# TASK TO COMPLETE:
Go through the records below line by line, counting those that contain the word "this"; answer with the count only.

# SOURCE MATERIAL:
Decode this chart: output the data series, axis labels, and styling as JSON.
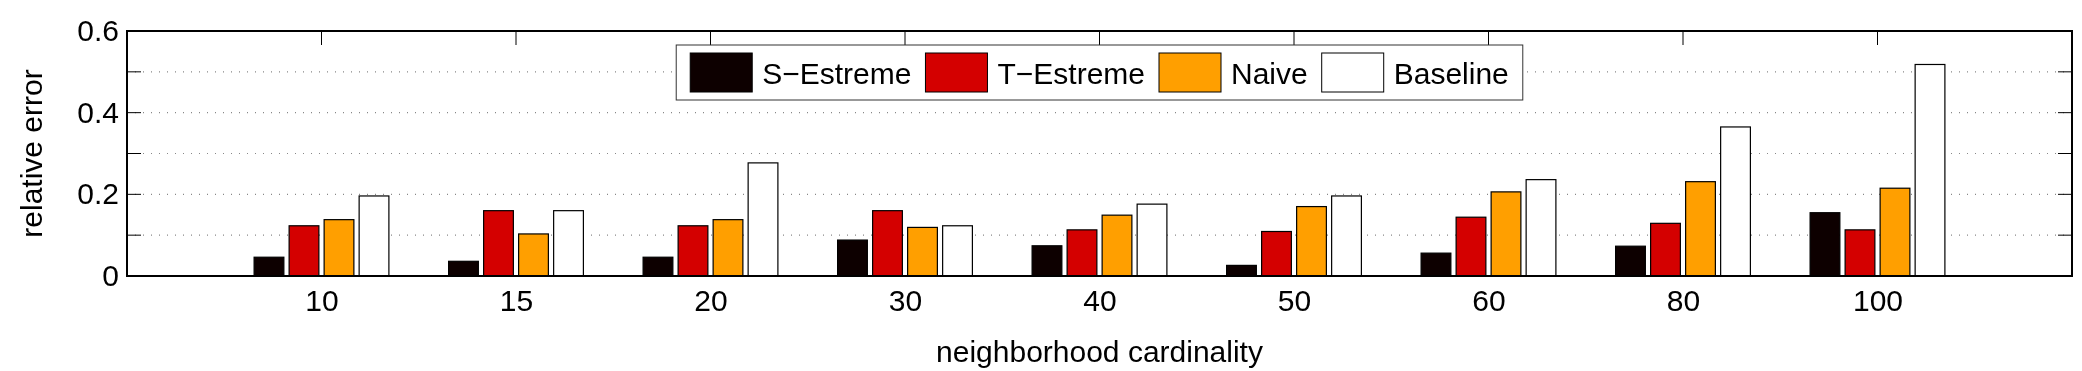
{
  "chart_data": {
    "type": "bar",
    "xlabel": "neighborhood cardinality",
    "ylabel": "relative error",
    "categories": [
      "10",
      "15",
      "20",
      "30",
      "40",
      "50",
      "60",
      "80",
      "100"
    ],
    "series": [
      {
        "name": "S−Estreme",
        "color": "#0d0000",
        "values": [
          0.046,
          0.036,
          0.046,
          0.088,
          0.074,
          0.026,
          0.056,
          0.073,
          0.155
        ]
      },
      {
        "name": "T−Estreme",
        "color": "#d40000",
        "values": [
          0.123,
          0.16,
          0.123,
          0.16,
          0.113,
          0.109,
          0.144,
          0.129,
          0.113
        ]
      },
      {
        "name": "Naive",
        "color": "#ff9f00",
        "values": [
          0.138,
          0.103,
          0.138,
          0.119,
          0.149,
          0.17,
          0.206,
          0.231,
          0.215
        ]
      },
      {
        "name": "Baseline",
        "color": "#ffffff",
        "values": [
          0.196,
          0.16,
          0.277,
          0.123,
          0.176,
          0.196,
          0.236,
          0.365,
          0.518
        ]
      }
    ],
    "ylim": [
      0,
      0.6
    ],
    "yticks": [
      0,
      {
        "value": 0.1,
        "label": null
      },
      0.2,
      {
        "value": 0.3,
        "label": null
      },
      0.4,
      {
        "value": 0.5,
        "label": null
      },
      0.6
    ],
    "grid": "y",
    "legend": "top"
  }
}
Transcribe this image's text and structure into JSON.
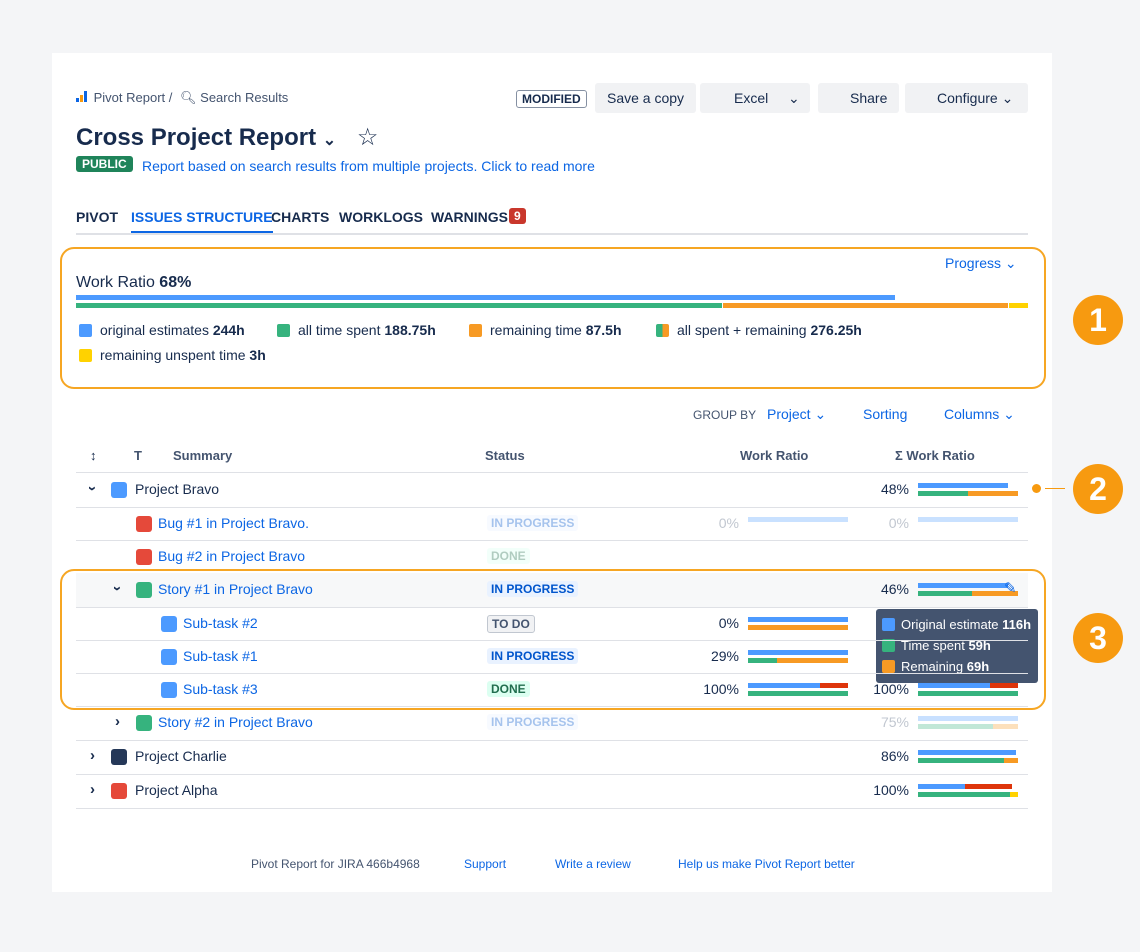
{
  "breadcrumb": {
    "app": "Pivot Report /",
    "page": "Search Results"
  },
  "toolbar": {
    "status": "MODIFIED",
    "save": "Save a copy",
    "excel": "Excel",
    "share": "Share",
    "configure": "Configure"
  },
  "header": {
    "title": "Cross Project Report",
    "badge": "PUBLIC",
    "description": "Report based on search results from multiple projects. Click to read more"
  },
  "tabs": [
    "PIVOT",
    "ISSUES STRUCTURE",
    "CHARTS",
    "WORKLOGS",
    "WARNINGS"
  ],
  "warnings_count": 9,
  "summary": {
    "label": "Work Ratio",
    "value": "68%",
    "mode": "Progress",
    "legend": [
      {
        "label": "original estimates",
        "value": "244h"
      },
      {
        "label": "all time spent",
        "value": "188.75h"
      },
      {
        "label": "remaining time",
        "value": "87.5h"
      },
      {
        "label": "all spent + remaining",
        "value": "276.25h"
      },
      {
        "label": "remaining unspent time",
        "value": "3h"
      }
    ]
  },
  "controls": {
    "group_by": "GROUP BY",
    "group": "Project",
    "sorting": "Sorting",
    "columns": "Columns"
  },
  "table": {
    "headers": [
      "T",
      "Summary",
      "Status",
      "Work Ratio",
      "Σ Work Ratio"
    ],
    "rows": [
      {
        "summary": "Project Bravo",
        "status": null,
        "ratio": null,
        "sum_ratio": "48%"
      },
      {
        "summary": "Bug #1 in Project Bravo.",
        "status": "IN PROGRESS",
        "ratio": "0%",
        "sum_ratio": "0%"
      },
      {
        "summary": "Bug #2 in Project Bravo",
        "status": "DONE",
        "ratio": null,
        "sum_ratio": null
      },
      {
        "summary": "Story #1 in Project Bravo",
        "status": "IN PROGRESS",
        "ratio": null,
        "sum_ratio": "46%"
      },
      {
        "summary": "Sub-task #2",
        "status": "TO DO",
        "ratio": "0%",
        "sum_ratio": null
      },
      {
        "summary": "Sub-task #1",
        "status": "IN PROGRESS",
        "ratio": "29%",
        "sum_ratio": null
      },
      {
        "summary": "Sub-task #3",
        "status": "DONE",
        "ratio": "100%",
        "sum_ratio": "100%"
      },
      {
        "summary": "Story #2 in Project Bravo",
        "status": "IN PROGRESS",
        "ratio": null,
        "sum_ratio": "75%"
      },
      {
        "summary": "Project Charlie",
        "status": null,
        "ratio": null,
        "sum_ratio": "86%"
      },
      {
        "summary": "Project Alpha",
        "status": null,
        "ratio": null,
        "sum_ratio": "100%"
      }
    ]
  },
  "tooltip": [
    {
      "label": "Original estimate",
      "value": "116h"
    },
    {
      "label": "Time spent",
      "value": "59h"
    },
    {
      "label": "Remaining",
      "value": "69h"
    }
  ],
  "callouts": [
    1,
    2,
    3
  ],
  "footer": [
    "Pivot Report for JIRA 466b4968",
    "Support",
    "Write a review",
    "Help us make Pivot Report better"
  ]
}
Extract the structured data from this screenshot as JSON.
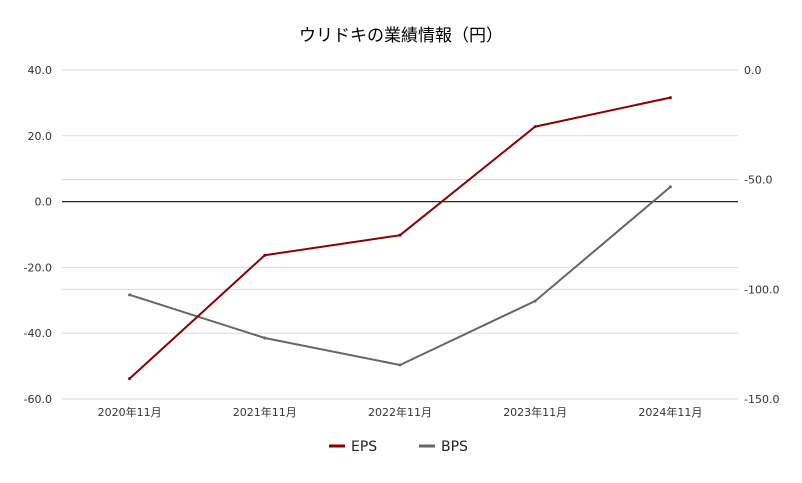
{
  "chart_data": {
    "type": "line",
    "title": "ウリドキの業績情報（円）",
    "categories": [
      "2020年11月",
      "2021年11月",
      "2022年11月",
      "2023年11月",
      "2024年11月"
    ],
    "series": [
      {
        "name": "EPS",
        "axis": "left",
        "color": "#8B0000",
        "values": [
          -53.8,
          -16.3,
          -10.2,
          22.8,
          31.6
        ]
      },
      {
        "name": "BPS",
        "axis": "right",
        "color": "#666666",
        "values": [
          -102.5,
          -122.2,
          -134.5,
          -105.3,
          -53.3
        ]
      }
    ],
    "y_left": {
      "ylim": [
        -60,
        40
      ],
      "ticks": [
        40,
        20,
        0,
        -20,
        -40,
        -60
      ],
      "tick_labels": [
        "40.0",
        "20.0",
        "0.0",
        "-20.0",
        "-40.0",
        "-60.0"
      ]
    },
    "y_right": {
      "ylim": [
        -150,
        0
      ],
      "ticks": [
        0,
        -50,
        -100,
        -150
      ],
      "tick_labels": [
        "0.0",
        "-50.0",
        "-100.0",
        "-150.0"
      ]
    },
    "grid": true,
    "legend_position": "bottom",
    "xlabel": "",
    "ylabel": ""
  }
}
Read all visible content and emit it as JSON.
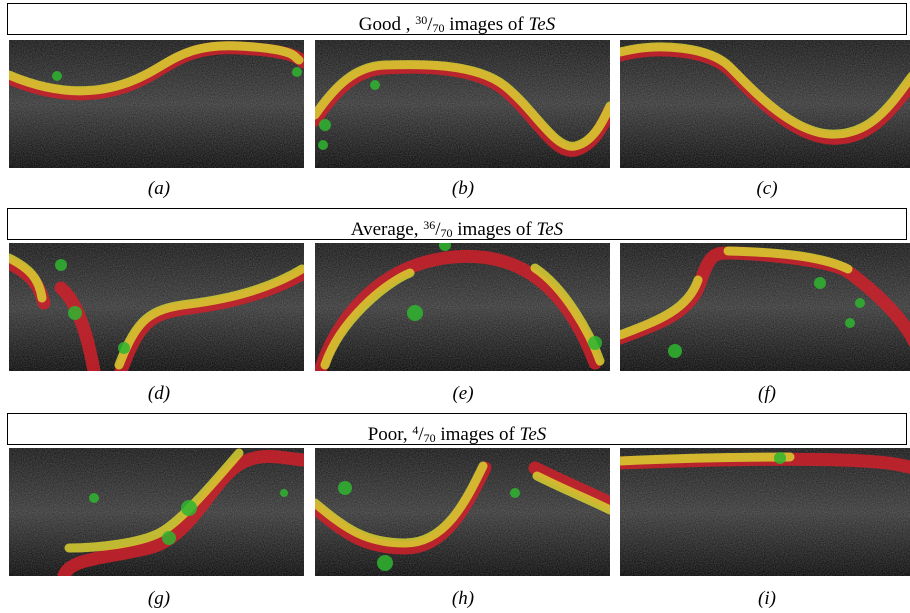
{
  "sections": [
    {
      "label": "Good ,",
      "num": "30",
      "den": "70",
      "text": "images of",
      "dataset": "TeS",
      "captions": [
        "(a)",
        "(b)",
        "(c)"
      ]
    },
    {
      "label": "Average,",
      "num": "36",
      "den": "70",
      "text": "images of",
      "dataset": "TeS",
      "captions": [
        "(d)",
        "(e)",
        "(f)"
      ]
    },
    {
      "label": "Poor,",
      "num": "4",
      "den": "70",
      "text": "images of",
      "dataset": "TeS",
      "captions": [
        "(g)",
        "(h)",
        "(i)"
      ]
    }
  ]
}
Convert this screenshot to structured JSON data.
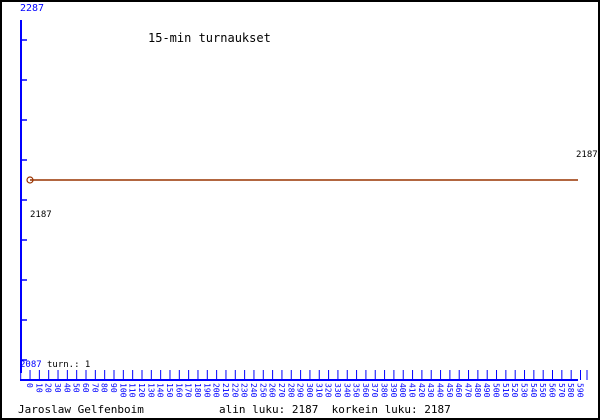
{
  "chart_data": {
    "type": "line",
    "title": "15-min turnaukset",
    "ylim": [
      2087,
      2287
    ],
    "y_top_label": "2287",
    "y_bottom_label": "2087",
    "x_ticks": [
      0,
      10,
      20,
      30,
      40,
      50,
      60,
      70,
      80,
      90,
      100,
      110,
      120,
      130,
      140,
      150,
      160,
      170,
      180,
      190,
      200,
      210,
      220,
      230,
      240,
      250,
      260,
      270,
      280,
      290,
      300,
      310,
      320,
      330,
      340,
      350,
      360,
      370,
      380,
      390,
      400,
      410,
      420,
      430,
      440,
      450,
      460,
      470,
      480,
      490,
      500,
      510,
      520,
      530,
      540,
      550,
      560,
      570,
      580,
      590
    ],
    "turn_label": "turn.: 1",
    "series": [
      {
        "values": [
          2187,
          2187
        ]
      }
    ],
    "start_label": "2187",
    "end_label": "2187",
    "grid": false,
    "colors": {
      "axis": "#0000ff",
      "line": "#993300",
      "text": "#000000"
    }
  },
  "footer": {
    "player": "Jaroslaw Gelfenboim",
    "stats": "alin luku: 2187  korkein luku: 2187"
  }
}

# THE ANSWER:
4